## [Dataset entries]
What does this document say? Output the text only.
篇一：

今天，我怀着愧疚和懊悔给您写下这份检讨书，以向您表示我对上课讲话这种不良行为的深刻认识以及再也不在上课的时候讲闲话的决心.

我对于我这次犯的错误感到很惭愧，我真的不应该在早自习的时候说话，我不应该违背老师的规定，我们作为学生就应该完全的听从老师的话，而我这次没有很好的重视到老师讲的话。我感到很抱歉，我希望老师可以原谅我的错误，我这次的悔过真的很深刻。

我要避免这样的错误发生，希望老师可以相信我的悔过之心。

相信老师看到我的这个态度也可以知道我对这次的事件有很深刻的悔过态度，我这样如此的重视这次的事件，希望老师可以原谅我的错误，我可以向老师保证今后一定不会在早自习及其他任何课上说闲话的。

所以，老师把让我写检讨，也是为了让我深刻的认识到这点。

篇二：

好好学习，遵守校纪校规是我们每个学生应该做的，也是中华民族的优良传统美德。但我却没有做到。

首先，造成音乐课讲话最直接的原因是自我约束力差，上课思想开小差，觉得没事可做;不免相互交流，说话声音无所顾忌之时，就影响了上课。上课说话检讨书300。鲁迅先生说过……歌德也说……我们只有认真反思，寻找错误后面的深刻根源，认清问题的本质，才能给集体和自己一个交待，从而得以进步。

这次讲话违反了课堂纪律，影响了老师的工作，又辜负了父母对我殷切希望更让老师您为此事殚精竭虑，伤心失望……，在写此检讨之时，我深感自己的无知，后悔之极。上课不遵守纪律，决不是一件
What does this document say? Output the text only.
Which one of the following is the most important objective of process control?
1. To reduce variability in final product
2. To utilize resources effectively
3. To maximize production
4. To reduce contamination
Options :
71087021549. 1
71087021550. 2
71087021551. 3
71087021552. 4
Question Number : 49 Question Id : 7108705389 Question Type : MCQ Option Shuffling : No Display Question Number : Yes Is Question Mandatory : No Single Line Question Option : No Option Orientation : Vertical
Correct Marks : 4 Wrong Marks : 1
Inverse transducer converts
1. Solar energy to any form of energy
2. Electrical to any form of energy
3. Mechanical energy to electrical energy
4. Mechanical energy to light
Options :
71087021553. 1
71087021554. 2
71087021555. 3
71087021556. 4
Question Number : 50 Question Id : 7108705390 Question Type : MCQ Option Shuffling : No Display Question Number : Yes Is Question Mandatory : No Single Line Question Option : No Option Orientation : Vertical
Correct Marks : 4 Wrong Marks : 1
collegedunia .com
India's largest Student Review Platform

## [What the exercise asks]
Provide all the records again, word for word.

## [Completed task]
What does this document say? Output the text only.
篇一：

今天，我怀着愧疚和懊悔给您写下这份检讨书，以向您表示我对上课讲话这种不良行为的深刻认识以及再也不在上课的时候讲闲话的决心.

我对于我这次犯的错误感到很惭愧，我真的不应该在早自习的时候说话，我不应该违背老师的规定，我们作为学生就应该完全的听从老师的话，而我这次没有很好的重视到老师讲的话。我感到很抱歉，我希望老师可以原谅我的错误，我这次的悔过真的很深刻。

我要避免这样的错误发生，希望老师可以相信我的悔过之心。

相信老师看到我的这个态度也可以知道我对这次的事件有很深刻的悔过态度，我这样如此的重视这次的事件，希望老师可以原谅我的错误，我可以向老师保证今后一定不会在早自习及其他任何课上说闲话的。

所以，老师把让我写检讨，也是为了让我深刻的认识到这点。

篇二：

好好学习，遵守校纪校规是我们每个学生应该做的，也是中华民族的优良传统美德。但我却没有做到。

首先，造成音乐课讲话最直接的原因是自我约束力差，上课思想开小差，觉得没事可做;不免相互交流，说话声音无所顾忌之时，就影响了上课。上课说话检讨书300。鲁迅先生说过……歌德也说……我们只有认真反思，寻找错误后面的深刻根源，认清问题的本质，才能给集体和自己一个交待，从而得以进步。

这次讲话违反了课堂纪律，影响了老师的工作，又辜负了父母对我殷切希望更让老师您为此事殚精竭虑，伤心失望……，在写此检讨之时，我深感自己的无知，后悔之极。上课不遵守纪律，决不是一件
What does this document say? Output the text only.
Which one of the following is the most important objective of process control?
1. To reduce variability in final product
2. To utilize resources effectively
3. To maximize production
4. To reduce contamination
Options :
71087021549. 1
71087021550. 2
71087021551. 3
71087021552. 4
Question Number : 49 Question Id : 7108705389 Question Type : MCQ Option Shuffling : No Display Question Number : Yes Is Question Mandatory : No Single Line Question Option : No Option Orientation : Vertical
Correct Marks : 4 Wrong Marks : 1
Inverse transducer converts
1. Solar energy to any form of energy
2. Electrical to any form of energy
3. Mechanical energy to electrical energy
4. Mechanical energy to light
Options :
71087021553. 1
71087021554. 2
71087021555. 3
71087021556. 4
Question Number : 50 Question Id : 7108705390 Question Type : MCQ Option Shuffling : No Display Question Number : Yes Is Question Mandatory : No Single Line Question Option : No Option Orientation : Vertical
Correct Marks : 4 Wrong Marks : 1
collegedunia .com
India's largest Student Review Platform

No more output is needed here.